Collected data:
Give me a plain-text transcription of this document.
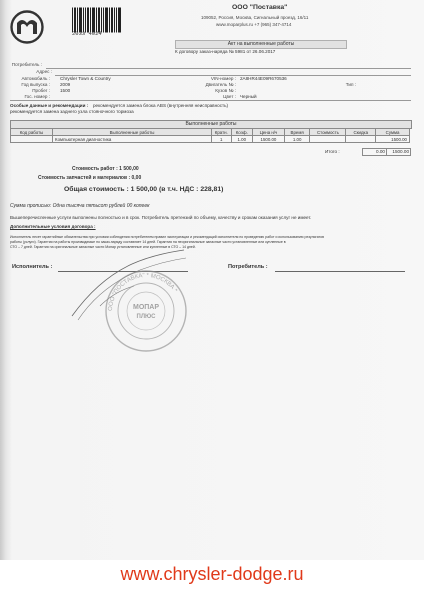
2033 4024
ООО "Поставка"
109052, Россия, Москва, Сигнальный проезд, 16/11
www.moparplus.ru +7 (965) 347-4714
Акт на выполненные работы
К договору заказ-наряда № 5981 от 26.06.2017
Потребитель :
Адрес :
Автомобиль : Chrysler Town & Country
Год выпуска : 2009
Пробег : 1500
Гос. номер :
VIN-номер : 2A8HR44E09R670536
Двигатель № :	Тип :
Кузов № :
Цвет : Черный
Особые данные и рекомендации : рекомендуется замена блока ABS (внутренняя неисправность)
рекомендуется замена заднего узла стояночного тормоза
Выполненные работы
Код работы	Выполненные работы	Кратн.	Коэф.	Цена н/ч	Время	Стоимость	Скидка	Сумма
	Компьютерная диагностика	1	1.00	1500.00	1.00			1500.00
Итого :	0.00	1500.00
Стоимость работ : 1 500,00
Стоимость запчастей и материалов : 0,00
Общая стоимость : 1 500,00 (в т.ч. НДС : 228,81)
Сумма прописью: Одна тысяча пятьсот рублей 00 копеек
Вышеперечисленные услуги выполнены полностью и в срок. Потребитель претензий по объему, качеству и срокам оказания услуг не имеет.
Дополнительные условия договора :
Исполнитель несет гарантийные обязательства при условии соблюдения потребителем правил эксплуатации и рекомендаций исполнителя по проведению работ и использованию результатов
работы (услуги). Гарантия на работы производимые по заказ-наряду составляет 14 дней. Гарантия на неоригинальные запасные части установленные или купленные в
СТО – 7 дней. Гарантия на оригинальные запасные части Мопар установленные или купленные в СТО – 14 дней.
Исполнитель :	Потребитель :
ООО "ПОСТАВКА" * МОСКВА *
МОПАР
ПЛЮС
www.chrysler-dodge.ru
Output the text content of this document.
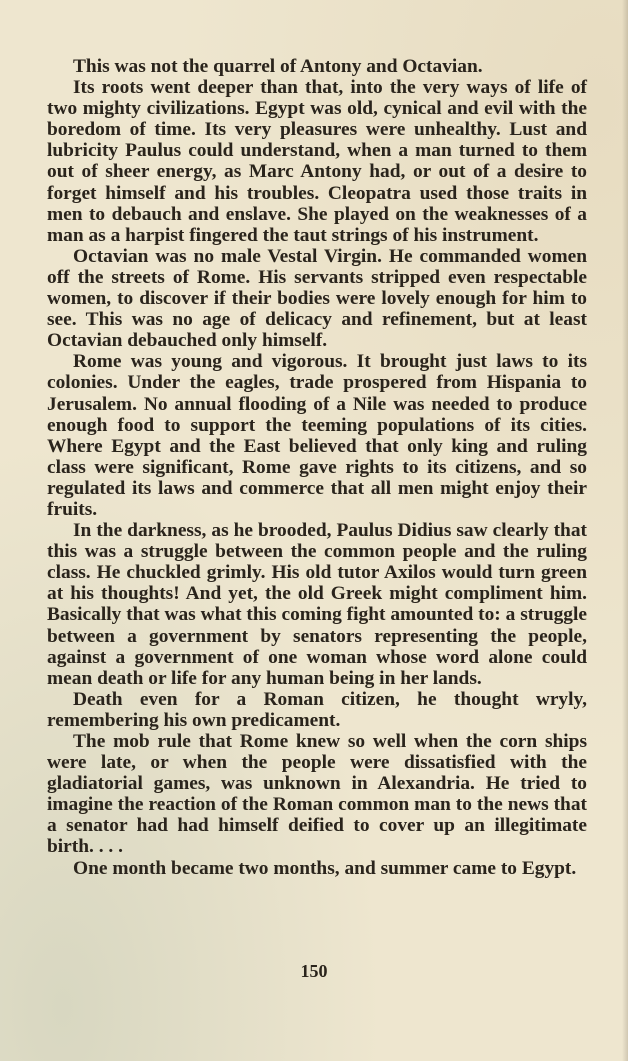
This was not the quarrel of Antony and Octavian.

Its roots went deeper than that, into the very ways of life of two mighty civilizations. Egypt was old, cynical and evil with the boredom of time. Its very pleasures were unhealthy. Lust and lubricity Paulus could understand, when a man turned to them out of sheer energy, as Marc Antony had, or out of a desire to forget himself and his troubles. Cleopatra used those traits in men to debauch and enslave. She played on the weaknesses of a man as a harpist fingered the taut strings of his instrument.

Octavian was no male Vestal Virgin. He commanded women off the streets of Rome. His servants stripped even respectable women, to discover if their bodies were lovely enough for him to see. This was no age of delicacy and refinement, but at least Octavian debauched only himself.

Rome was young and vigorous. It brought just laws to its colonies. Under the eagles, trade prospered from Hispania to Jerusalem. No annual flooding of a Nile was needed to produce enough food to support the teeming populations of its cities. Where Egypt and the East believed that only king and ruling class were significant, Rome gave rights to its citizens, and so regulated its laws and commerce that all men might enjoy their fruits.

In the darkness, as he brooded, Paulus Didius saw clearly that this was a struggle between the common people and the ruling class. He chuckled grimly. His old tutor Axilos would turn green at his thoughts! And yet, the old Greek might compliment him. Basically that was what this coming fight amounted to: a struggle between a government by senators representing the people, against a government of one woman whose word alone could mean death or life for any human being in her lands.

Death even for a Roman citizen, he thought wryly, remembering his own predicament.

The mob rule that Rome knew so well when the corn ships were late, or when the people were dissatisfied with the gladiatorial games, was unknown in Alexandria. He tried to imagine the reaction of the Roman common man to the news that a senator had had himself deified to cover up an illegitimate birth. . . .

One month became two months, and summer came to Egypt.

150
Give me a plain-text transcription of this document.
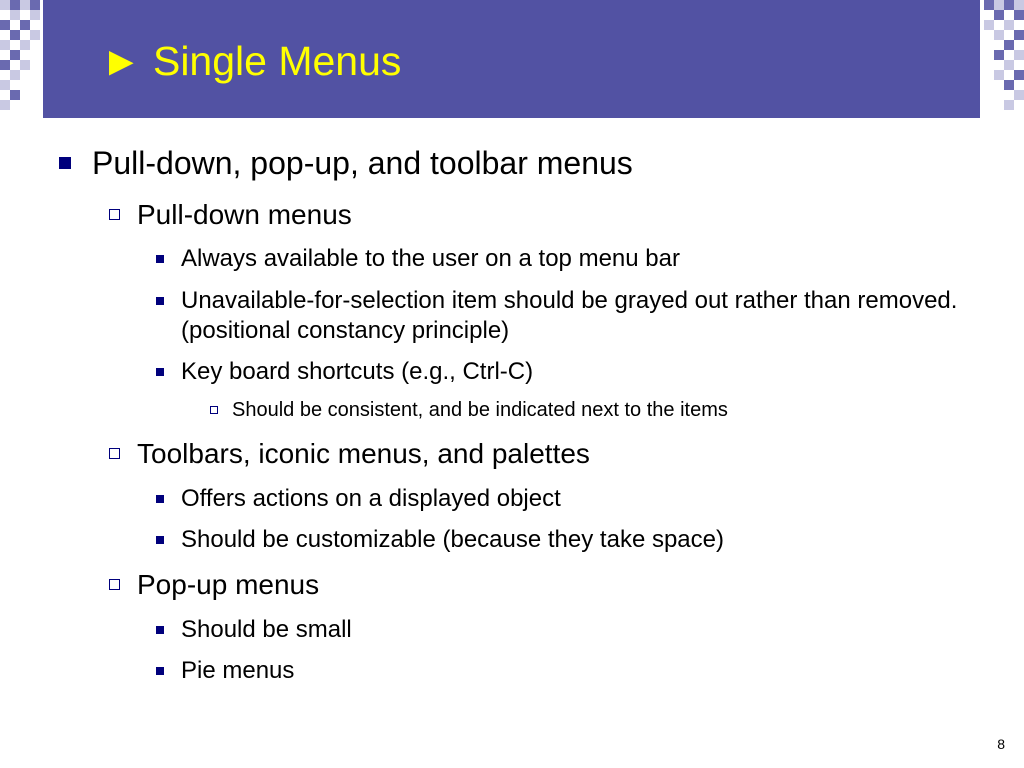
► Single Menus
Pull-down, pop-up, and toolbar menus
Pull-down menus
Always available to the user on a top menu bar
Unavailable-for-selection item should be grayed out rather than removed. (positional constancy principle)
Key board shortcuts (e.g., Ctrl-C)
Should be consistent, and be indicated next to the items
Toolbars, iconic menus, and palettes
Offers actions on a displayed object
Should be customizable (because they take space)
Pop-up menus
Should be small
Pie menus
8
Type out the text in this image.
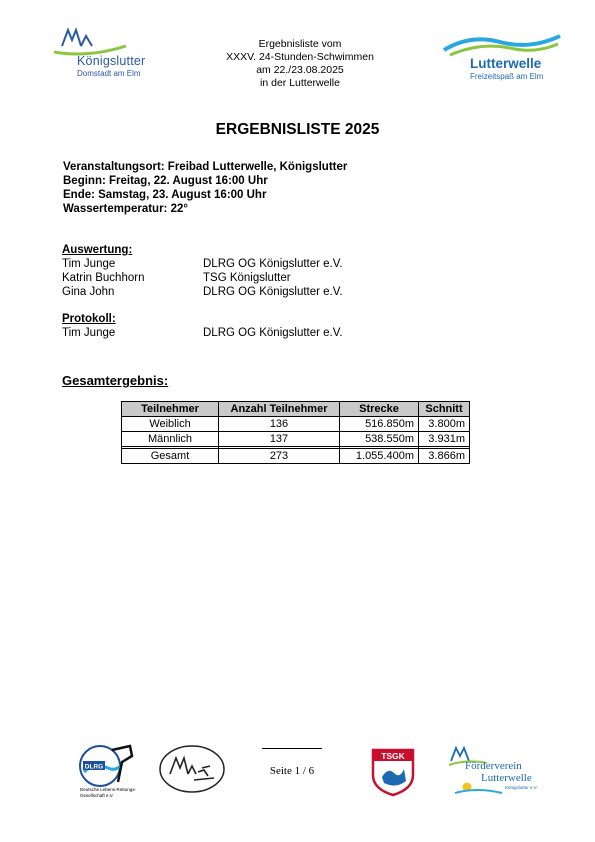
Königslutter
Domstadt am Elm
Ergebnisliste vom
XXXV. 24-Stunden-Schwimmen
am 22./23.08.2025
in der Lutterwelle
Lutterwelle
Freizeitspaß am Elm
ERGEBNISLISTE 2025
Veranstaltungsort: Freibad Lutterwelle, Königslutter
Beginn: Freitag, 22. August 16:00 Uhr
Ende: Samstag, 23. August 16:00 Uhr
Wassertemperatur: 22°
Auswertung:
Tim Junge	DLRG OG Königslutter e.V.
Katrin Buchhorn	TSG Königslutter
Gina John	DLRG OG Königslutter e.V.
Protokoll:
Tim Junge	DLRG OG Königslutter e.V.
Gesamtergebnis:
Teilnehmer	Anzahl Teilnehmer	Strecke	Schnitt
Weiblich	136	516.850m	3.800m
Männlich	137	538.550m	3.931m

Gesamt	273	1.055.400m	3.866m
DLRG
Deutsche Lebens-Rettungs-Gesellschaft e.V.
Seite 1 / 6
TSGK
Förderverein
Lutterwelle
Königslutter e.V.
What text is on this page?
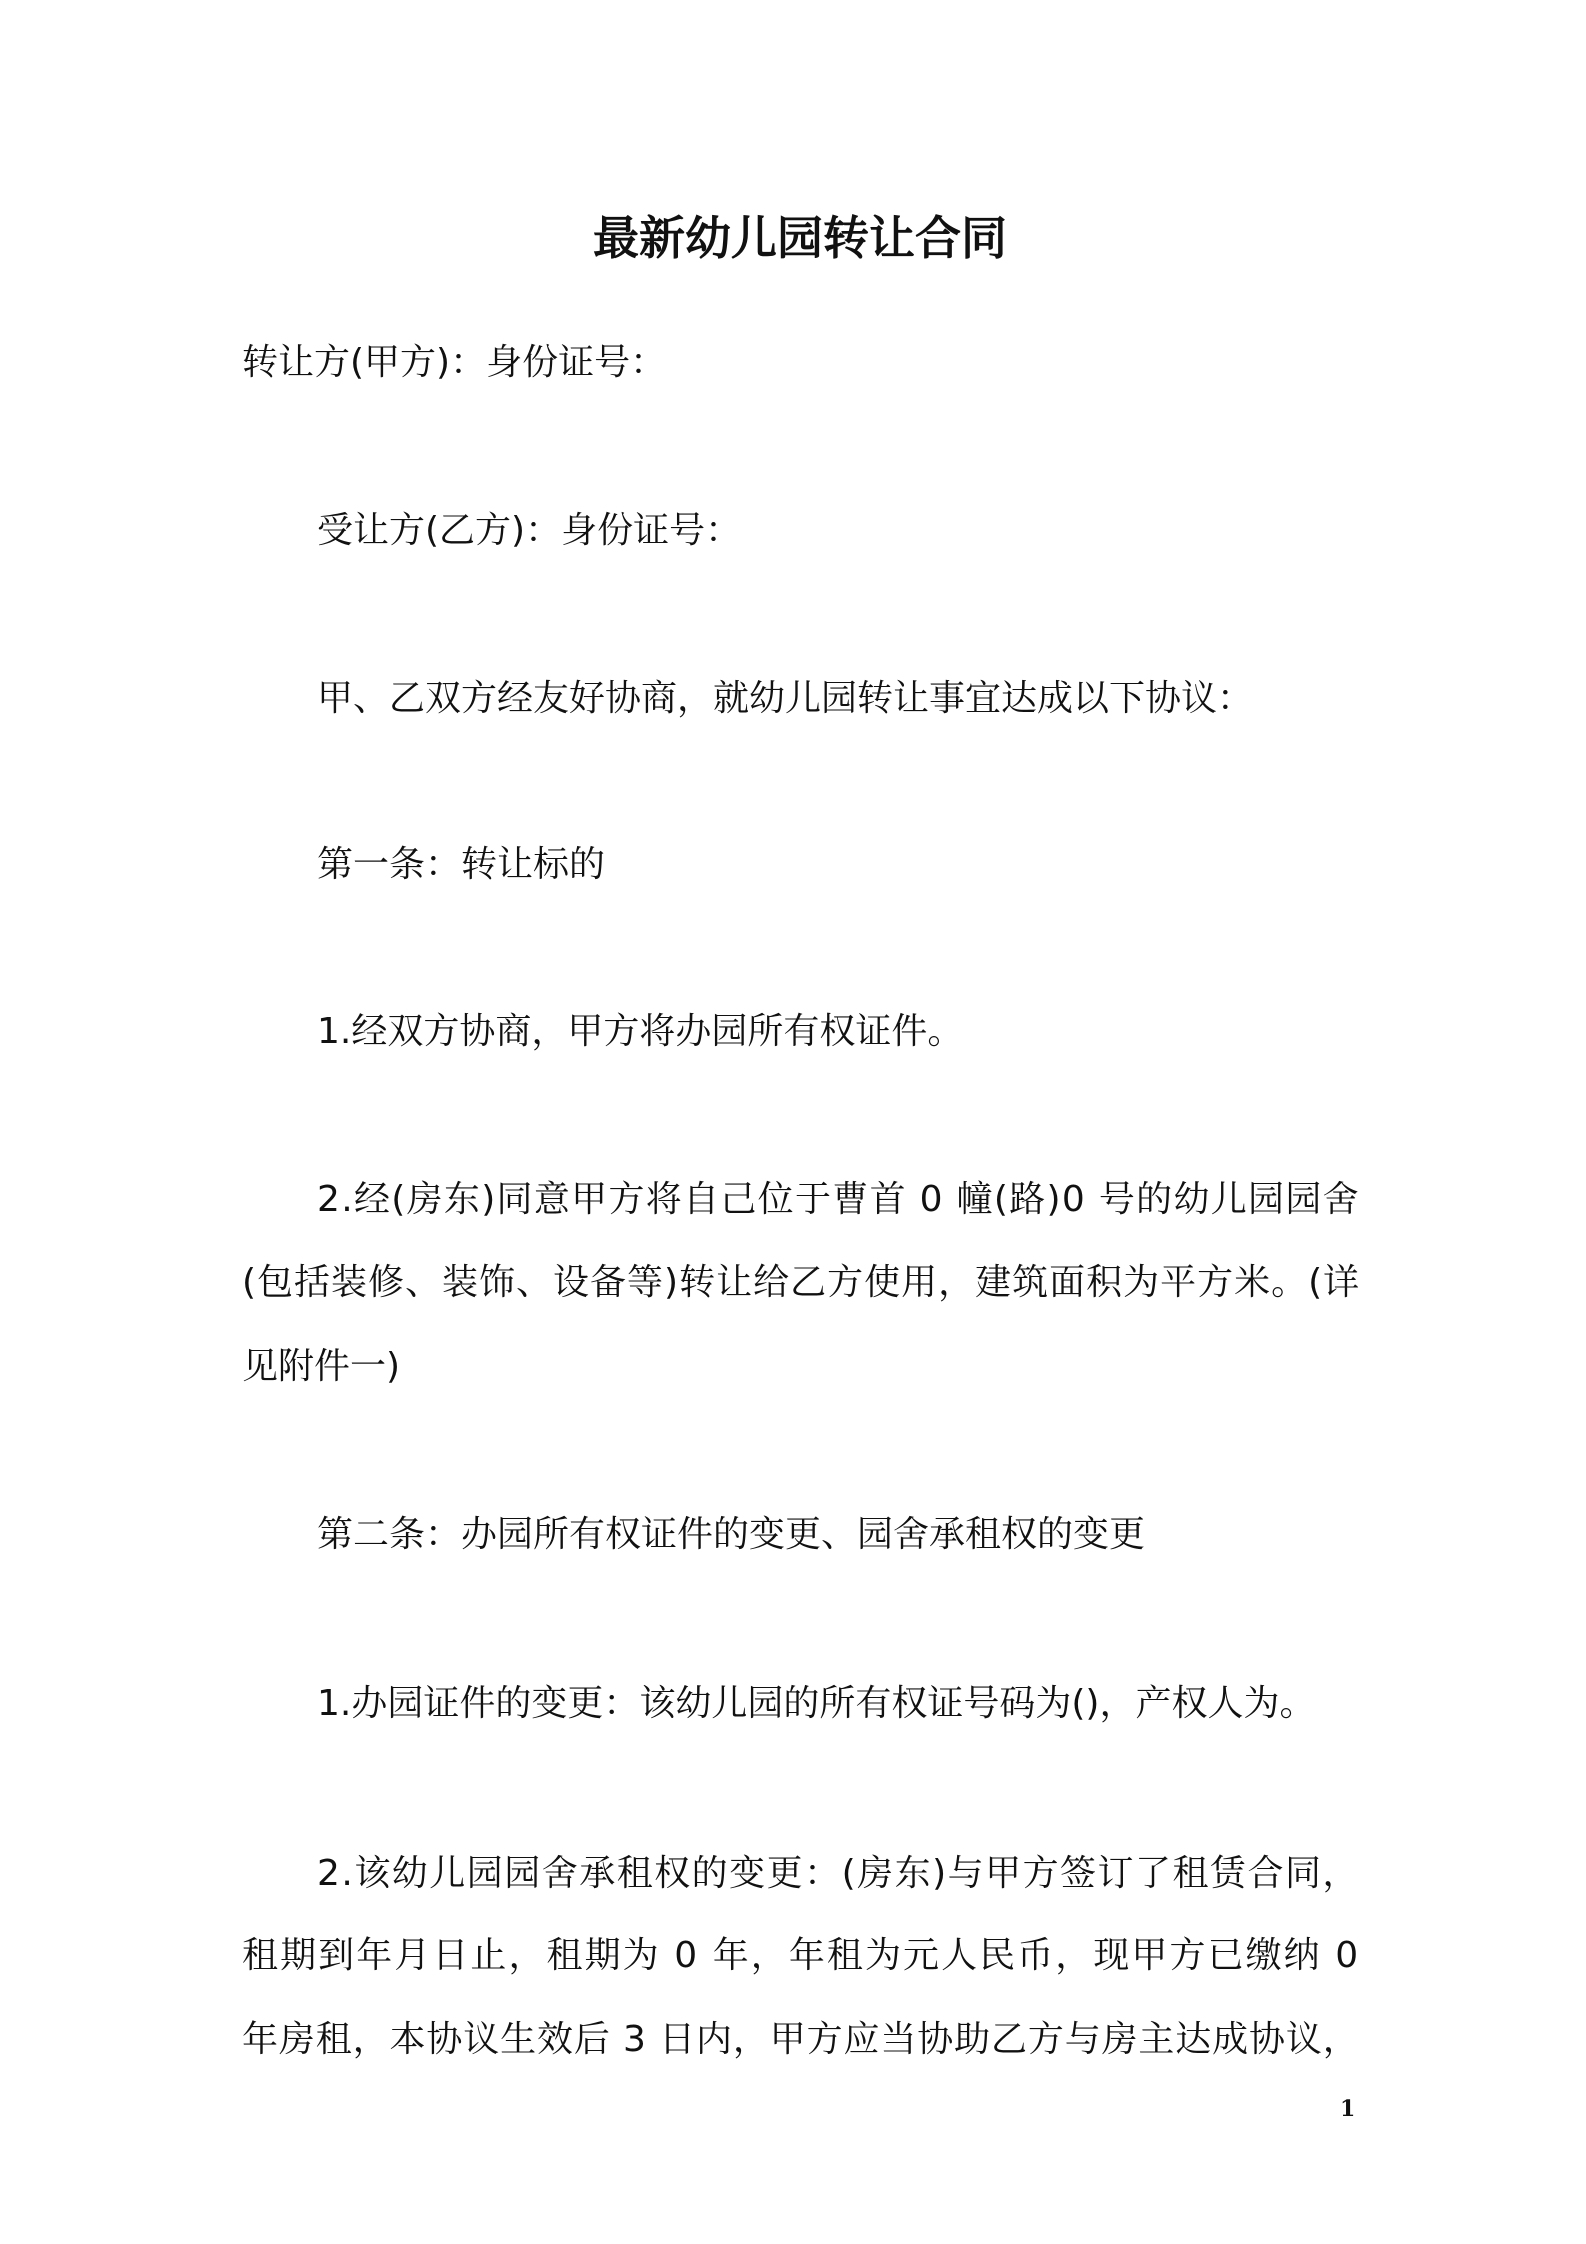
最新幼儿园转让合同
转让方(甲方)：身份证号：
受让方(乙方)：身份证号：
甲、乙双方经友好协商，就幼儿园转让事宜达成以下协议：
第一条：转让标的
1.经双方协商，甲方将办园所有权证件。
2.经(房东)同意甲方将自己位于曹首 0 幢(路)0 号的幼儿园园舍
(包括装修、装饰、设备等)转让给乙方使用，建筑面积为平方米。(详
见附件一)
第二条：办园所有权证件的变更、园舍承租权的变更
1.办园证件的变更：该幼儿园的所有权证号码为()，产权人为。
2.该幼儿园园舍承租权的变更：(房东)与甲方签订了租赁合同，
租期到年月日止，租期为 0 年，年租为元人民币，现甲方已缴纳 0
年房租，本协议生效后 3 日内，甲方应当协助乙方与房主达成协议，
1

**WRITTEN INSTRUCTION**
Write out the entries above word for word. Do not include the pictures.

**FINISHED ANSWER**
Give me a plain-text transcription of this document.
2033 4024
ООО "Поставка"
109052, Россия, Москва, Сигнальный проезд, 16/11
www.moparplus.ru +7 (965) 347-4714
Акт на выполненные работы
К договору заказ-наряда № 5981 от 26.06.2017
Потребитель :
Адрес :
Автомобиль : Chrysler Town & Country
Год выпуска : 2009
Пробег : 1500
Гос. номер :
VIN-номер : 2A8HR44E09R670536
Двигатель № :	Тип :
Кузов № :
Цвет : Черный
Особые данные и рекомендации : рекомендуется замена блока ABS (внутренняя неисправность)
рекомендуется замена заднего узла стояночного тормоза
Выполненные работы
Код работы	Выполненные работы	Кратн.	Коэф.	Цена н/ч	Время	Стоимость	Скидка	Сумма
	Компьютерная диагностика	1	1.00	1500.00	1.00			1500.00
Итого :	0.00	1500.00
Стоимость работ : 1 500,00
Стоимость запчастей и материалов : 0,00
Общая стоимость : 1 500,00 (в т.ч. НДС : 228,81)
Сумма прописью: Одна тысяча пятьсот рублей 00 копеек
Вышеперечисленные услуги выполнены полностью и в срок. Потребитель претензий по объему, качеству и срокам оказания услуг не имеет.
Дополнительные условия договора :
Исполнитель несет гарантийные обязательства при условии соблюдения потребителем правил эксплуатации и рекомендаций исполнителя по проведению работ и использованию результатов
работы (услуги). Гарантия на работы производимые по заказ-наряду составляет 14 дней. Гарантия на неоригинальные запасные части установленные или купленные в
СТО – 7 дней. Гарантия на оригинальные запасные части Мопар установленные или купленные в СТО – 14 дней.
Исполнитель :	Потребитель :
ООО "ПОСТАВКА" * МОСКВА *
МОПАР
ПЛЮС
www.chrysler-dodge.ru
Output the text content of this document.
This was not the quarrel of Antony and Octavian.

Its roots went deeper than that, into the very ways of life of two mighty civilizations. Egypt was old, cynical and evil with the boredom of time. Its very pleasures were unhealthy. Lust and lubricity Paulus could understand, when a man turned to them out of sheer energy, as Marc Antony had, or out of a desire to forget himself and his troubles. Cleopatra used those traits in men to debauch and enslave. She played on the weaknesses of a man as a harpist fingered the taut strings of his instrument.

Octavian was no male Vestal Virgin. He commanded women off the streets of Rome. His servants stripped even respectable women, to discover if their bodies were lovely enough for him to see. This was no age of delicacy and refinement, but at least Octavian debauched only himself.

Rome was young and vigorous. It brought just laws to its colonies. Under the eagles, trade prospered from Hispania to Jerusalem. No annual flooding of a Nile was needed to produce enough food to support the teeming populations of its cities. Where Egypt and the East believed that only king and ruling class were significant, Rome gave rights to its citizens, and so regulated its laws and commerce that all men might enjoy their fruits.

In the darkness, as he brooded, Paulus Didius saw clearly that this was a struggle between the common people and the ruling class. He chuckled grimly. His old tutor Axilos would turn green at his thoughts! And yet, the old Greek might compliment him. Basically that was what this coming fight amounted to: a struggle between a government by senators representing the people, against a government of one woman whose word alone could mean death or life for any human being in her lands.

Death even for a Roman citizen, he thought wryly, remembering his own predicament.

The mob rule that Rome knew so well when the corn ships were late, or when the people were dissatisfied with the gladiatorial games, was unknown in Alexandria. He tried to imagine the reaction of the Roman common man to the news that a senator had had himself deified to cover up an illegitimate birth. . . .

One month became two months, and summer came to Egypt.

150
Give me a plain-text transcription of this document.
► Single Menus
Pull-down, pop-up, and toolbar menus
Pull-down menus
Always available to the user on a top menu bar
Unavailable-for-selection item should be grayed out rather than removed. (positional constancy principle)
Key board shortcuts (e.g., Ctrl-C)
Should be consistent, and be indicated next to the items
Toolbars, iconic menus, and palettes
Offers actions on a displayed object
Should be customizable (because they take space)
Pop-up menus
Should be small
Pie menus
8
Type out the text in this image.
Königslutter
Domstadt am Elm
Ergebnisliste vom
XXXV. 24-Stunden-Schwimmen
am 22./23.08.2025
in der Lutterwelle
Lutterwelle
Freizeitspaß am Elm
ERGEBNISLISTE 2025
Veranstaltungsort: Freibad Lutterwelle, Königslutter
Beginn: Freitag, 22. August 16:00 Uhr
Ende: Samstag, 23. August 16:00 Uhr
Wassertemperatur: 22°
Auswertung:
Tim Junge	DLRG OG Königslutter e.V.
Katrin Buchhorn	TSG Königslutter
Gina John	DLRG OG Königslutter e.V.
Protokoll:
Tim Junge	DLRG OG Königslutter e.V.
Gesamtergebnis:
Teilnehmer	Anzahl Teilnehmer	Strecke	Schnitt
Weiblich	136	516.850m	3.800m
Männlich	137	538.550m	3.931m

Gesamt	273	1.055.400m	3.866m
DLRG
Deutsche Lebens-Rettungs-Gesellschaft e.V.
Seite 1 / 6
TSGK
Förderverein
Lutterwelle
Königslutter e.V.
What text is on this page?
最新幼儿园转让合同
转让方(甲方)：身份证号：
受让方(乙方)：身份证号：
甲、乙双方经友好协商，就幼儿园转让事宜达成以下协议：
第一条：转让标的
1.经双方协商，甲方将办园所有权证件。
2.经(房东)同意甲方将自己位于曹首 0 幢(路)0 号的幼儿园园舍
(包括装修、装饰、设备等)转让给乙方使用，建筑面积为平方米。(详
见附件一)
第二条：办园所有权证件的变更、园舍承租权的变更
1.办园证件的变更：该幼儿园的所有权证号码为()，产权人为。
2.该幼儿园园舍承租权的变更：(房东)与甲方签订了租赁合同，
租期到年月日止，租期为 0 年，年租为元人民币，现甲方已缴纳 0
年房租，本协议生效后 3 日内，甲方应当协助乙方与房主达成协议，
1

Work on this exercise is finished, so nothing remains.